**Extracted data entries:**
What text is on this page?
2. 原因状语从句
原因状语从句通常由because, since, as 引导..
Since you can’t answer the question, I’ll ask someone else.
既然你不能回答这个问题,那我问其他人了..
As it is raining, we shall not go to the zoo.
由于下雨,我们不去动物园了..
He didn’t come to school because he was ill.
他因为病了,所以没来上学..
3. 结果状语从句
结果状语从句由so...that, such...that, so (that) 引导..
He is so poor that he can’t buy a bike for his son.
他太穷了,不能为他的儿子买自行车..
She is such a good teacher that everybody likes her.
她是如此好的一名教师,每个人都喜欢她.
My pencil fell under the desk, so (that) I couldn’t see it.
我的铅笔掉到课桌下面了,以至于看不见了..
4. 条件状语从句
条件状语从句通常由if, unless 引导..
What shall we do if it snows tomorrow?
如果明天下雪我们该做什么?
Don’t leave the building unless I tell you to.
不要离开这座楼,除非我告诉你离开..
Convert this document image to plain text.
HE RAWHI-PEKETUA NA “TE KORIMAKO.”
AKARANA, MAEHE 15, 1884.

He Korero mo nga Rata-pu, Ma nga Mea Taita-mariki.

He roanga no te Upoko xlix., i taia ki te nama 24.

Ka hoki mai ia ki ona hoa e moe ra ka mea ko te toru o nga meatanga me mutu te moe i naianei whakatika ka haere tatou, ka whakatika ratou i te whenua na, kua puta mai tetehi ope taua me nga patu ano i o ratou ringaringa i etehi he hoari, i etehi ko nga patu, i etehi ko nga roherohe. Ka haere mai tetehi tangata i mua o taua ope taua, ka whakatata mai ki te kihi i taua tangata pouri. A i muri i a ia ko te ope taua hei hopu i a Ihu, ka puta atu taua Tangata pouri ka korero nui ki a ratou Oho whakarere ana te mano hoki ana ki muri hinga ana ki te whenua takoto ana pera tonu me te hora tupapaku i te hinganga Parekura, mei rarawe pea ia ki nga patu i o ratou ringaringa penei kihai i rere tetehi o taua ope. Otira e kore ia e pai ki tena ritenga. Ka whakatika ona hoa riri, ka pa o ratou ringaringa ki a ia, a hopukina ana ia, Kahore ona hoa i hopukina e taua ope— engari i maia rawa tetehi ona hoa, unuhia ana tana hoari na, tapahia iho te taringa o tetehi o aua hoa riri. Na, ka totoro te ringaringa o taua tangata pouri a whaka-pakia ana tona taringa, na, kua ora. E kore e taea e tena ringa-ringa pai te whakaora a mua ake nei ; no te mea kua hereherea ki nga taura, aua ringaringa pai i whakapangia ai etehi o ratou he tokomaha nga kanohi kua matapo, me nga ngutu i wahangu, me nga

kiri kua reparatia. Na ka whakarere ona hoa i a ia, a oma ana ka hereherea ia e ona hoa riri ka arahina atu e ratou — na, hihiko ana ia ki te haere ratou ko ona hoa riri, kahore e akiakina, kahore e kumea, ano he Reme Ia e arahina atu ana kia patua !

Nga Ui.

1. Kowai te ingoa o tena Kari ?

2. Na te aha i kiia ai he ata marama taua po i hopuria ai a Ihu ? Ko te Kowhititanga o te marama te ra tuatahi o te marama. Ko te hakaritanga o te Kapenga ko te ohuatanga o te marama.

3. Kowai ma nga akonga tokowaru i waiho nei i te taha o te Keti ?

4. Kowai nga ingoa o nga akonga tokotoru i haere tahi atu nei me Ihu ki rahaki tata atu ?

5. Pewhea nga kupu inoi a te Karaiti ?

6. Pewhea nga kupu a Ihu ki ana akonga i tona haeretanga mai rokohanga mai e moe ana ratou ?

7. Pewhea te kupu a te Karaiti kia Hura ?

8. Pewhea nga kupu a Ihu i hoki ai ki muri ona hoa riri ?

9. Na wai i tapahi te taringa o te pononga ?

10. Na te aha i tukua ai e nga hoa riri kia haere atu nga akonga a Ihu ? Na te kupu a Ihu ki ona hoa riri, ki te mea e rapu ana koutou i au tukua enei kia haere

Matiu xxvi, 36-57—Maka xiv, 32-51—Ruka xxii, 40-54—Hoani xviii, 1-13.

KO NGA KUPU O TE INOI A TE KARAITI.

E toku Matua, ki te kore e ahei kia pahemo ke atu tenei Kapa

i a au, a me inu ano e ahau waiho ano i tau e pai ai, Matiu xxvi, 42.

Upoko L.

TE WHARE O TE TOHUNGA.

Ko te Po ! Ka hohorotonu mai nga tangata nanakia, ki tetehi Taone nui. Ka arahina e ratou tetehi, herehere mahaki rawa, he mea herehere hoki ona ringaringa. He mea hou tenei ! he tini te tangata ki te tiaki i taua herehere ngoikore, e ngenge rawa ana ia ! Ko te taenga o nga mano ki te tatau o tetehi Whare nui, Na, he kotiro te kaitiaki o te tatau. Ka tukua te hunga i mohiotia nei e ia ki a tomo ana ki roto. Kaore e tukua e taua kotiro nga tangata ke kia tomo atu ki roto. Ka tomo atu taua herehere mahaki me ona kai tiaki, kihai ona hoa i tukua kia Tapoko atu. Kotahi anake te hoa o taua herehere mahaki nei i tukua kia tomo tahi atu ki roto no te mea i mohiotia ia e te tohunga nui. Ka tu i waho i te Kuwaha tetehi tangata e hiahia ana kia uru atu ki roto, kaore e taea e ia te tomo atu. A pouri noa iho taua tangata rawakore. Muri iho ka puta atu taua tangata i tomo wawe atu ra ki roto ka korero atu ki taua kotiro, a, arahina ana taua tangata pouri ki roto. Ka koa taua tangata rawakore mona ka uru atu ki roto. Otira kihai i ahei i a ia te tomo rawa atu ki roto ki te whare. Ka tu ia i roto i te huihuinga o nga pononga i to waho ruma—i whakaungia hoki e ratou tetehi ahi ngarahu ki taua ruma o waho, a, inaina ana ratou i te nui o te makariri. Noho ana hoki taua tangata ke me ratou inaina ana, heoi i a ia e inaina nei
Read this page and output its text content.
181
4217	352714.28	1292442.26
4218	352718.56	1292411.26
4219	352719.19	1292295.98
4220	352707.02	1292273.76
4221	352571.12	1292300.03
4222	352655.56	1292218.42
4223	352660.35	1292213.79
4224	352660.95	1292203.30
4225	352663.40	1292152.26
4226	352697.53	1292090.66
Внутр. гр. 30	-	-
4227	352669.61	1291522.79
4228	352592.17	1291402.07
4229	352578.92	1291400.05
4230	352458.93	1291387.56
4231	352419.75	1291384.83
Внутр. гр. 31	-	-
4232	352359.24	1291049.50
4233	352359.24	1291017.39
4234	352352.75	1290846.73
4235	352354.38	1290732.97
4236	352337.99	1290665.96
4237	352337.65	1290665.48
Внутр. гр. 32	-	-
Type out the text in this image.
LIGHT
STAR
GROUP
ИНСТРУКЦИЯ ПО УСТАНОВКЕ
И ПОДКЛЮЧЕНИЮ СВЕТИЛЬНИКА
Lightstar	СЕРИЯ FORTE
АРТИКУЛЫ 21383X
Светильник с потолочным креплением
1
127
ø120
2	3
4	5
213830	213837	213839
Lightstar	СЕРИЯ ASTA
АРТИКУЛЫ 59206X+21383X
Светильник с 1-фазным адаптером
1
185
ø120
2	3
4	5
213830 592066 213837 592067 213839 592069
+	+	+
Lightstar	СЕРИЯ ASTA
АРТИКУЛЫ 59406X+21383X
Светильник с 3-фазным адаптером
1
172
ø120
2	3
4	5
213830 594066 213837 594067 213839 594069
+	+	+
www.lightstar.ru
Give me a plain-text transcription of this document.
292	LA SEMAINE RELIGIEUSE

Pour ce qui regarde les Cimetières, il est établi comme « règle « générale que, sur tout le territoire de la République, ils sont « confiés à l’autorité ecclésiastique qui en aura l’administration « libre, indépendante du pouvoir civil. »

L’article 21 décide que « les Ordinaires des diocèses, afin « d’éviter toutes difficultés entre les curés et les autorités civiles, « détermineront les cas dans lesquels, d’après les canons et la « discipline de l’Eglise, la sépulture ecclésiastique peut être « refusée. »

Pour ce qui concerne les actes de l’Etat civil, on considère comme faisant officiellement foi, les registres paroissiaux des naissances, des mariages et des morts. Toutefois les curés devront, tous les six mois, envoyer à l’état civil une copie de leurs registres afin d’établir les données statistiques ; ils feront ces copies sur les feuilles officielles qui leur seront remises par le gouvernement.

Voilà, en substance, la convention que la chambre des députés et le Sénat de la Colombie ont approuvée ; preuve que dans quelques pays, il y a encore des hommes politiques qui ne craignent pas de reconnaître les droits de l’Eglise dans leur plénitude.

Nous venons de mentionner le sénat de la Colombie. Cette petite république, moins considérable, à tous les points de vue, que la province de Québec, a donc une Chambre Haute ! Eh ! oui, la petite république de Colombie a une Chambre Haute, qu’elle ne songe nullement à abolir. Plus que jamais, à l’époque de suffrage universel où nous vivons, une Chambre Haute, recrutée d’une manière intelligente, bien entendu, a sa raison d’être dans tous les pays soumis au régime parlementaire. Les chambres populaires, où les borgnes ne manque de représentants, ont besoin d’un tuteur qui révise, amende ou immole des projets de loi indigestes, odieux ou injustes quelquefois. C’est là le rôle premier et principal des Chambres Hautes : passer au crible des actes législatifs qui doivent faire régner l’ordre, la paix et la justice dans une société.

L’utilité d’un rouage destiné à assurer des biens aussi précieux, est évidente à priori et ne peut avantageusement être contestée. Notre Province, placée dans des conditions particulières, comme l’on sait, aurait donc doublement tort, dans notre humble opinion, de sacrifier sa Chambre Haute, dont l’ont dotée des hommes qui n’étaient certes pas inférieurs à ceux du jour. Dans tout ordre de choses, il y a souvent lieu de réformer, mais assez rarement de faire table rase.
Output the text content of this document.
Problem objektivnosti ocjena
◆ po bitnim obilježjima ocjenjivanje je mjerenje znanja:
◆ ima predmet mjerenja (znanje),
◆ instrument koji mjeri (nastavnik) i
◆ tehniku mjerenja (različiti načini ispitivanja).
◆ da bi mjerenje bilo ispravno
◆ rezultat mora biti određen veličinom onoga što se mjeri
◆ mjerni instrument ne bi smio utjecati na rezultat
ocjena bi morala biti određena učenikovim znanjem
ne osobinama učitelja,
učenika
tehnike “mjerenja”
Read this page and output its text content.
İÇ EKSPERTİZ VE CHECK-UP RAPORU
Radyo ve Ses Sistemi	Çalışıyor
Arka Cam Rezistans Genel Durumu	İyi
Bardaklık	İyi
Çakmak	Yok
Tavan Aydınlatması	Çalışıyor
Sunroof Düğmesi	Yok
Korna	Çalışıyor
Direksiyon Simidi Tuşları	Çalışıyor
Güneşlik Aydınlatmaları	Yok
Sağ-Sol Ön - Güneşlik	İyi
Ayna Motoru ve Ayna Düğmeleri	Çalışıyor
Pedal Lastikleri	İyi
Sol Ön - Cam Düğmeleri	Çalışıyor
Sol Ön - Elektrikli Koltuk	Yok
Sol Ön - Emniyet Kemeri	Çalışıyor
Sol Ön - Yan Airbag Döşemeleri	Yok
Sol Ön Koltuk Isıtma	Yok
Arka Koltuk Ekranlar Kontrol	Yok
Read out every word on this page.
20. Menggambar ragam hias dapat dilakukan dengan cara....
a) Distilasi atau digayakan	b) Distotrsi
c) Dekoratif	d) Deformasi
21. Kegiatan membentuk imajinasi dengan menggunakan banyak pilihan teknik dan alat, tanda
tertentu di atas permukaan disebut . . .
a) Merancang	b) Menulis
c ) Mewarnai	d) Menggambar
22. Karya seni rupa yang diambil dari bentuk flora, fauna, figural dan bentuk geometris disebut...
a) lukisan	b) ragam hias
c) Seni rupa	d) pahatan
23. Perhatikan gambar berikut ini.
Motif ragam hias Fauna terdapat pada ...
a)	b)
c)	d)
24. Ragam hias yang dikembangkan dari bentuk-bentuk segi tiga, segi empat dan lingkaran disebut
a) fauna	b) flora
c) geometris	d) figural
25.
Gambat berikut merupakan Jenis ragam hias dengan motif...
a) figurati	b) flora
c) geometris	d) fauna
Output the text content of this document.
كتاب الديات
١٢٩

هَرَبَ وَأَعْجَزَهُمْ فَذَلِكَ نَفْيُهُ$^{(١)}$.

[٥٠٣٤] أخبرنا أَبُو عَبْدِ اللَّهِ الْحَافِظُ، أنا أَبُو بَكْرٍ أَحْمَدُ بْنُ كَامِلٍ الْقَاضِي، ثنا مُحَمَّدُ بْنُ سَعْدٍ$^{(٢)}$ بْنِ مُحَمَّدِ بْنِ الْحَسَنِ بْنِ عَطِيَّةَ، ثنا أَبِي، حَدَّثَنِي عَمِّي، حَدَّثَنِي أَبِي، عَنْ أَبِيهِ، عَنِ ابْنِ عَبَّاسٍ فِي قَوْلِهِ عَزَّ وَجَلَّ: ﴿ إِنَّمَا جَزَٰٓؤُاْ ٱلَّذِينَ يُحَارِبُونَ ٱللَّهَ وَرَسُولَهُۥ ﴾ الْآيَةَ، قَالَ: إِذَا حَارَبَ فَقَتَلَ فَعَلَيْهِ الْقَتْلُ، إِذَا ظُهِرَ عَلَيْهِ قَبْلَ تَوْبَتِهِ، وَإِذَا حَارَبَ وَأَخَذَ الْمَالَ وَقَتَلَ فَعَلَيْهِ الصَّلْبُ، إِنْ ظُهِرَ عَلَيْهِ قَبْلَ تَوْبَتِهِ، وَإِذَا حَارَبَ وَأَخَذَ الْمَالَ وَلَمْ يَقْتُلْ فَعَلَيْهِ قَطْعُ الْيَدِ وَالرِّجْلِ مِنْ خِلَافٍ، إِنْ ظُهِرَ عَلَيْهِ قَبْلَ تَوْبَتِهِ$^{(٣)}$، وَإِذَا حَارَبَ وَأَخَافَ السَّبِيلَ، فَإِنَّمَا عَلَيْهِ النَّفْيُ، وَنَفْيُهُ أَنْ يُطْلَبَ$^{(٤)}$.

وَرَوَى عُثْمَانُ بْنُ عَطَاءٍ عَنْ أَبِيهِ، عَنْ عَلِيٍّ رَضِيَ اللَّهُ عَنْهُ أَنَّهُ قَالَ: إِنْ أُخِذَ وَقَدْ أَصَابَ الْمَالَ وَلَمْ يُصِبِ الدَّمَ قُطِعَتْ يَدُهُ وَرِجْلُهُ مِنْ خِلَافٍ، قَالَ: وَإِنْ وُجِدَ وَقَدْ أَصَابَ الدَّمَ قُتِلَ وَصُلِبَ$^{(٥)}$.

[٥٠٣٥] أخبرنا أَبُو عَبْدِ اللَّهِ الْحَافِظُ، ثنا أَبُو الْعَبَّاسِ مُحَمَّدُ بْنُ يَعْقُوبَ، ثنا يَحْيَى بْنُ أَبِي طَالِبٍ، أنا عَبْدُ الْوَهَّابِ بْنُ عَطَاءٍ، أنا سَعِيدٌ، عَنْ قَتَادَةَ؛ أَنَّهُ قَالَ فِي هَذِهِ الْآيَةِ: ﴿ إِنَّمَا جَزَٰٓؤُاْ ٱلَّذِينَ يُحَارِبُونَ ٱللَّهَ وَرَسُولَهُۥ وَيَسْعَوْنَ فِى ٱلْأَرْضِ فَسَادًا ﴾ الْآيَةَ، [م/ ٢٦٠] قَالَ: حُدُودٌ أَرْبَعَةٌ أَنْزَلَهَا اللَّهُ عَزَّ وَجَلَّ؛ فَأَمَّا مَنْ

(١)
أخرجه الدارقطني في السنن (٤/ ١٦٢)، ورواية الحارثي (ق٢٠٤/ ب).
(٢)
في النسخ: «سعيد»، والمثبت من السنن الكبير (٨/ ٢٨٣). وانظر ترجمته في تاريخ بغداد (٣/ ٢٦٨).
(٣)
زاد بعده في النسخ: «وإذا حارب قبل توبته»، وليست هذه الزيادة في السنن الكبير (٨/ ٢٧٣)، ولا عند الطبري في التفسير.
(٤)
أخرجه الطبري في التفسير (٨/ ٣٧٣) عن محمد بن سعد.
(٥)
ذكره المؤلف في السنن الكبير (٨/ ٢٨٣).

**The request:**
From the data, collect all lines where the string "dengan" appears.

**Output for this task:**
20. Menggambar ragam hias dapat dilakukan dengan cara....
21. Kegiatan membentuk imajinasi dengan menggunakan banyak pilihan teknik dan alat, tanda
Gambat berikut merupakan Jenis ragam hias dengan motif...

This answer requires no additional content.